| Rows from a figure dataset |
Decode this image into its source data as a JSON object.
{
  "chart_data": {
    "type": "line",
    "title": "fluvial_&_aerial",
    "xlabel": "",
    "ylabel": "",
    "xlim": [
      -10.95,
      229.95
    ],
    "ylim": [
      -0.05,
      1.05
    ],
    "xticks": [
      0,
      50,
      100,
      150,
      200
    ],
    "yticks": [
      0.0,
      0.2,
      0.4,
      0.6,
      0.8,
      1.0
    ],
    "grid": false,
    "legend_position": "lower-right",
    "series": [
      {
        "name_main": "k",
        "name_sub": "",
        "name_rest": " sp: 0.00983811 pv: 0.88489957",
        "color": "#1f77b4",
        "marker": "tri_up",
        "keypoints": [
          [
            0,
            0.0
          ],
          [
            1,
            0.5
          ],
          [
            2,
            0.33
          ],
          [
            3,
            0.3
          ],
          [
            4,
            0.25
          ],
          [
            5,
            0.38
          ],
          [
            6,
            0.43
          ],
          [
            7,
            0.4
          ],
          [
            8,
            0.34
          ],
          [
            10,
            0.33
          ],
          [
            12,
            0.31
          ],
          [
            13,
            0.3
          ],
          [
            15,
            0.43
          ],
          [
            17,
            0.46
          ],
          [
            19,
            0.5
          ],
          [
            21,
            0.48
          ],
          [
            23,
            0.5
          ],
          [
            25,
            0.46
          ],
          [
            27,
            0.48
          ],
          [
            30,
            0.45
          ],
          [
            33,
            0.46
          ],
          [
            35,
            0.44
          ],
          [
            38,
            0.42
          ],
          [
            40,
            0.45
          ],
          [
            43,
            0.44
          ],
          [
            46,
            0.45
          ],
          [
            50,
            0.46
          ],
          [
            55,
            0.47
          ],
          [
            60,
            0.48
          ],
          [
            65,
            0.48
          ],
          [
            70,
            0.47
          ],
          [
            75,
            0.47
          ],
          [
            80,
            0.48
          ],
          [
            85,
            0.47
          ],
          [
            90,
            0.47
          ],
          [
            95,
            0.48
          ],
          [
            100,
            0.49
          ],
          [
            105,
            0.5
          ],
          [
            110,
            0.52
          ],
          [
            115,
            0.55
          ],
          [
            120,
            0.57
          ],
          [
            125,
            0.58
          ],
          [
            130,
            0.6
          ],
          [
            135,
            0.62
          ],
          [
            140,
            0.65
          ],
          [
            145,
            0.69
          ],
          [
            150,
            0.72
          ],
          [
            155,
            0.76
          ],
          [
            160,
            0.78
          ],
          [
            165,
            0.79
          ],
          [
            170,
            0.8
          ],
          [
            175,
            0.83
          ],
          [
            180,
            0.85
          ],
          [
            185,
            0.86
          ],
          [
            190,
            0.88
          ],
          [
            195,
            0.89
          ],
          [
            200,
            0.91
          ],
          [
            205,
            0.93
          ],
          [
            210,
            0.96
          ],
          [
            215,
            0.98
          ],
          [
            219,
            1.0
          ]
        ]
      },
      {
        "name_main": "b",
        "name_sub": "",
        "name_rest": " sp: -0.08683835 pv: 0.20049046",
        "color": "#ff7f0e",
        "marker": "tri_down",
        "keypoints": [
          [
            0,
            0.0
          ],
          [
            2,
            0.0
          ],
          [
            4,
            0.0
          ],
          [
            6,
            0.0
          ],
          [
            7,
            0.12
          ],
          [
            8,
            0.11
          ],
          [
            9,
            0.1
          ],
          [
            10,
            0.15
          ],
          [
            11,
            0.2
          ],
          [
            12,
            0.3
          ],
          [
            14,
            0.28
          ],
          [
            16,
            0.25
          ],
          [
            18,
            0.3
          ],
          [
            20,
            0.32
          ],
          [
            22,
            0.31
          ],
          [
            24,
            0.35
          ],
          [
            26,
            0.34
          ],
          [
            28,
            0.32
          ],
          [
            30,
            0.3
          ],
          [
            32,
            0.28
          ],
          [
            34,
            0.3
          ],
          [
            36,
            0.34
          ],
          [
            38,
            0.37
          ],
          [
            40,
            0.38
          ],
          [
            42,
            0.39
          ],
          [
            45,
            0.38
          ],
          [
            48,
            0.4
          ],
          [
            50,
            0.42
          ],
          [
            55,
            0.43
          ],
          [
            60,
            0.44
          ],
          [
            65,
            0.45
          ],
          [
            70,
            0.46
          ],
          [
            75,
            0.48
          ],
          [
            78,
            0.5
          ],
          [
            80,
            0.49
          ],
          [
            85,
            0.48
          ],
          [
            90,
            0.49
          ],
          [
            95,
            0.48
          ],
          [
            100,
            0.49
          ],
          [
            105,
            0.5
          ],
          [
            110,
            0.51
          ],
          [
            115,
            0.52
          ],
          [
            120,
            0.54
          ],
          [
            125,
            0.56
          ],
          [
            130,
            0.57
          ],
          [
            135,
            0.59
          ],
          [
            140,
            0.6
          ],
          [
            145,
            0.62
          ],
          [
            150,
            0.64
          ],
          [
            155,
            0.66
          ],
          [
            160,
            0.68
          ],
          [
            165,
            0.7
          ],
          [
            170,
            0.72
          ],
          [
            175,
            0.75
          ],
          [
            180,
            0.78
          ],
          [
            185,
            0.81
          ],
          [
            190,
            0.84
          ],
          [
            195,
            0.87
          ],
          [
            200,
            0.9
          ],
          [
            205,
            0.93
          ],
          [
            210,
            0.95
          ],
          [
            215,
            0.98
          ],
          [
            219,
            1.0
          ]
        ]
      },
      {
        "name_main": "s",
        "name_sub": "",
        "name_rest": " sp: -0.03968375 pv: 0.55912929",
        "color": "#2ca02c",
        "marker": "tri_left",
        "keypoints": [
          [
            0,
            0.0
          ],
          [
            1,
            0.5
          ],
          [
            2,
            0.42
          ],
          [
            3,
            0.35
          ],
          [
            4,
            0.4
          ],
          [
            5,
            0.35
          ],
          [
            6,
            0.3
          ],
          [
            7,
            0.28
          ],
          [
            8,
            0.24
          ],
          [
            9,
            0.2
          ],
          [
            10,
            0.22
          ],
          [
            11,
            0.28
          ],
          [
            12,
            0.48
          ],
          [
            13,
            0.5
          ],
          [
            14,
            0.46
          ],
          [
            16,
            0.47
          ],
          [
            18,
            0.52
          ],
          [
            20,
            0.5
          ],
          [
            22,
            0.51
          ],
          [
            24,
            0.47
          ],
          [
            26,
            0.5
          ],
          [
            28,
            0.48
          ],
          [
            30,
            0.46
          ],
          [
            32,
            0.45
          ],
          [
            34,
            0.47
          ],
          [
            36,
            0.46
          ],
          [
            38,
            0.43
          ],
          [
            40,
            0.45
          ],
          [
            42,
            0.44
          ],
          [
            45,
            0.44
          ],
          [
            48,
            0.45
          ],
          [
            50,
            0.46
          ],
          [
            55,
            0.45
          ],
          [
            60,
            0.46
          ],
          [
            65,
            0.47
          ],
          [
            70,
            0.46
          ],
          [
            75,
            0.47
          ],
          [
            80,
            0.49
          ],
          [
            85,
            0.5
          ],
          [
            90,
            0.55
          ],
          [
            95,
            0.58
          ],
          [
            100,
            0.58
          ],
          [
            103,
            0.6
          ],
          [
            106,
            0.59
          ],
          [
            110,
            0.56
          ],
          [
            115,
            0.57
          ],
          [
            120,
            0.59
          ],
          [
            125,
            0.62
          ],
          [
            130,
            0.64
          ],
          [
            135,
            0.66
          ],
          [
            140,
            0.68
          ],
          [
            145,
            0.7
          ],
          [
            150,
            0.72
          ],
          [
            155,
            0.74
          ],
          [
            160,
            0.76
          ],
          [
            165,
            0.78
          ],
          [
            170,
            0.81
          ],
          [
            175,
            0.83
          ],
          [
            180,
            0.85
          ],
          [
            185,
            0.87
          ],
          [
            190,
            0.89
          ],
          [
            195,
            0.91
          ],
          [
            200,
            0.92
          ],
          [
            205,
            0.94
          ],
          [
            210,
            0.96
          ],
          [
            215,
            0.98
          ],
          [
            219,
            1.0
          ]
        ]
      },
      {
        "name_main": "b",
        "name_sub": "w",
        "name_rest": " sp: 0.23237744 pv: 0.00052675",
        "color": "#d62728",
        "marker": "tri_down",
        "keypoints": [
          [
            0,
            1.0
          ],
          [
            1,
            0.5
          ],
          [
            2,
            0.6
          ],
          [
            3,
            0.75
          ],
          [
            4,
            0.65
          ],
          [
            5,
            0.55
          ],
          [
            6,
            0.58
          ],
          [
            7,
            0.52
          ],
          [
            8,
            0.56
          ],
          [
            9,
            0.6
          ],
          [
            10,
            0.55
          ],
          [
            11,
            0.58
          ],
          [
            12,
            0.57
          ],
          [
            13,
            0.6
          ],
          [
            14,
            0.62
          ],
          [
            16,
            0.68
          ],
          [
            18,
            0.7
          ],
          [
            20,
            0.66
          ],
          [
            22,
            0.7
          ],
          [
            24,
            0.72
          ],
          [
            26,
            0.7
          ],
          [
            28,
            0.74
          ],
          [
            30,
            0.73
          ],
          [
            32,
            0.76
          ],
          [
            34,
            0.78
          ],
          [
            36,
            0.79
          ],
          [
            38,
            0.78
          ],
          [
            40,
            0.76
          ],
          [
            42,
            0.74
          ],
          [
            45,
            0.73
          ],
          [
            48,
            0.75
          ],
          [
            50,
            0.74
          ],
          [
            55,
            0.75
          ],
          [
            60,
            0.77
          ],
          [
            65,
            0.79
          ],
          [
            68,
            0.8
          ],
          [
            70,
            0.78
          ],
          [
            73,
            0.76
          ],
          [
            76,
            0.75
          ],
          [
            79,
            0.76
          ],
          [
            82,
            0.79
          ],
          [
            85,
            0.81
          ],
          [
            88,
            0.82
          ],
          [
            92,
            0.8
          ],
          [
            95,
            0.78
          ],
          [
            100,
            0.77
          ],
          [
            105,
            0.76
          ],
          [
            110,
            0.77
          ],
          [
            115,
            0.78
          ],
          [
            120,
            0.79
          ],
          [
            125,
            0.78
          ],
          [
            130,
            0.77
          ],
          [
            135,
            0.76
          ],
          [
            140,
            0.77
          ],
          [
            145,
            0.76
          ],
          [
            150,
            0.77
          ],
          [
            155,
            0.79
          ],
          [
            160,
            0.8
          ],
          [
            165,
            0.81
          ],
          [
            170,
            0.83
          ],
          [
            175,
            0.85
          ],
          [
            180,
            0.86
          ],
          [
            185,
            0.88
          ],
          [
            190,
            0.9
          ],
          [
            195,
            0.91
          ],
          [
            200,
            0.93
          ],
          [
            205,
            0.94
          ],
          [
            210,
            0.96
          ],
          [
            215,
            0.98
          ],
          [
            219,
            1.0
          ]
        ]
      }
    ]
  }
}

| WHAT NEEDS TO BE DONE |
Check each line above for the word "marker" and copy the ones that have it.

| EXPECTED OUTPUT |
        "marker": "tri_up",
        "marker": "tri_down",
        "marker": "tri_left",
        "marker": "tri_down",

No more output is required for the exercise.